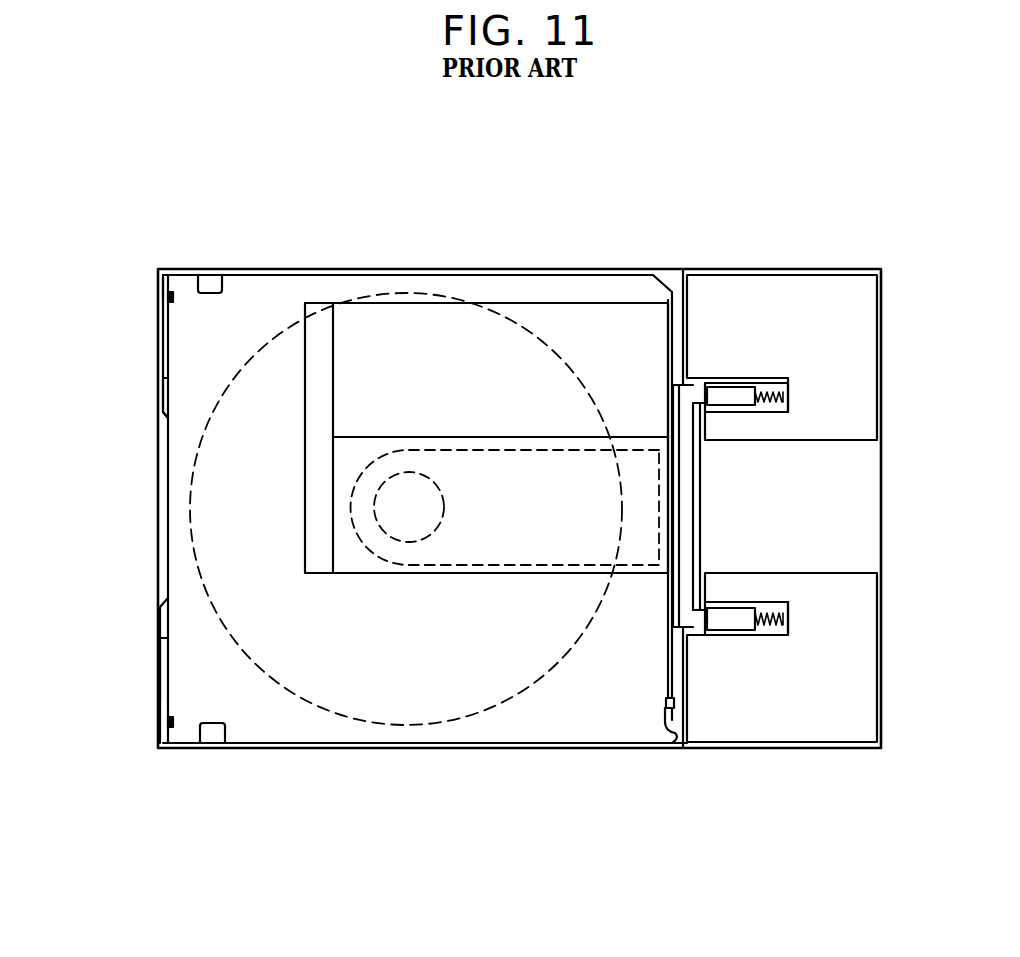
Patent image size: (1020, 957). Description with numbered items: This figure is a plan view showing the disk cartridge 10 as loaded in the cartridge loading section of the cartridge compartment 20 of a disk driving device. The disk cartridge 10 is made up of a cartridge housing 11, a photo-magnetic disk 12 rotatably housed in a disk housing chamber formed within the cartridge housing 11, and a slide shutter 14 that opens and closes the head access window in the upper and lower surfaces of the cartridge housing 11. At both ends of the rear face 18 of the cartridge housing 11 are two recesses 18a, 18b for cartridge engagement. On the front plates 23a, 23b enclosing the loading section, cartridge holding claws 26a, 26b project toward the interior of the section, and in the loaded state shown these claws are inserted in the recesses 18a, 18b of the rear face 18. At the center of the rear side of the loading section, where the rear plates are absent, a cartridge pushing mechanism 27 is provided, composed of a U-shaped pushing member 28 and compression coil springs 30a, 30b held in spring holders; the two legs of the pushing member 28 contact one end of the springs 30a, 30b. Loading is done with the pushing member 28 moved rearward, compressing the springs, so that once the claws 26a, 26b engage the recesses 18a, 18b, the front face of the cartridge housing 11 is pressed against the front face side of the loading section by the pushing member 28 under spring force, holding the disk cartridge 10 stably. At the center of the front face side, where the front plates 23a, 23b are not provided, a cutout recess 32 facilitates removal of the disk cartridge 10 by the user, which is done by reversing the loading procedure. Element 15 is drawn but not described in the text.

The disk cartridge 10 is at (525, 730).
The cartridge housing 11 is at (287, 723).
The photo-magnetic disk 12 is at (400, 723).
The slide shutter 14 is at (637, 577).
The engagement hook 15 is at (680, 705).
The rear face 18 is at (170, 515).
The recess 18a is at (178, 297).
The recess 18b is at (180, 727).
The cartridge compartment 20 is at (517, 265).
The front plate 23a is at (158, 280).
The front plate 23b is at (162, 662).
The cartridge holding claw 26a is at (168, 298).
The cartridge holding claw 26b is at (168, 725).
The cartridge pushing mechanism 27 is at (796, 514).
The pushing member 28 is at (688, 528).
The compression coil spring 30a is at (770, 398).
The compression coil spring 30b is at (770, 611).
The cutout recess 32 is at (162, 413).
★ ★ ★
■ Stated exercise
Copy every line of the records above word for word, leaving out the pictures.

■ Correct output
Patent image size: (1020, 957). Description with numbered items: This figure is a plan view showing the disk cartridge 10 as loaded in the cartridge loading section of the cartridge compartment 20 of a disk driving device. The disk cartridge 10 is made up of a cartridge housing 11, a photo-magnetic disk 12 rotatably housed in a disk housing chamber formed within the cartridge housing 11, and a slide shutter 14 that opens and closes the head access window in the upper and lower surfaces of the cartridge housing 11. At both ends of the rear face 18 of the cartridge housing 11 are two recesses 18a, 18b for cartridge engagement. On the front plates 23a, 23b enclosing the loading section, cartridge holding claws 26a, 26b project toward the interior of the section, and in the loaded state shown these claws are inserted in the recesses 18a, 18b of the rear face 18. At the center of the rear side of the loading section, where the rear plates are absent, a cartridge pushing mechanism 27 is provided, composed of a U-shaped pushing member 28 and compression coil springs 30a, 30b held in spring holders; the two legs of the pushing member 28 contact one end of the springs 30a, 30b. Loading is done with the pushing member 28 moved rearward, compressing the springs, so that once the claws 26a, 26b engage the recesses 18a, 18b, the front face of the cartridge housing 11 is pressed against the front face side of the loading section by the pushing member 28 under spring force, holding the disk cartridge 10 stably. At the center of the front face side, where the front plates 23a, 23b are not provided, a cutout recess 32 facilitates removal of the disk cartridge 10 by the user, which is done by reversing the loading procedure. Element 15 is drawn but not described in the text.

The disk cartridge 10 is at (525, 730).
The cartridge housing 11 is at (287, 723).
The photo-magnetic disk 12 is at (400, 723).
The slide shutter 14 is at (637, 577).
The engagement hook 15 is at (680, 705).
The rear face 18 is at (170, 515).
The recess 18a is at (178, 297).
The recess 18b is at (180, 727).
The cartridge compartment 20 is at (517, 265).
The front plate 23a is at (158, 280).
The front plate 23b is at (162, 662).
The cartridge holding claw 26a is at (168, 298).
The cartridge holding claw 26b is at (168, 725).
The cartridge pushing mechanism 27 is at (796, 514).
The pushing member 28 is at (688, 528).
The compression coil spring 30a is at (770, 398).
The compression coil spring 30b is at (770, 611).
The cutout recess 32 is at (162, 413).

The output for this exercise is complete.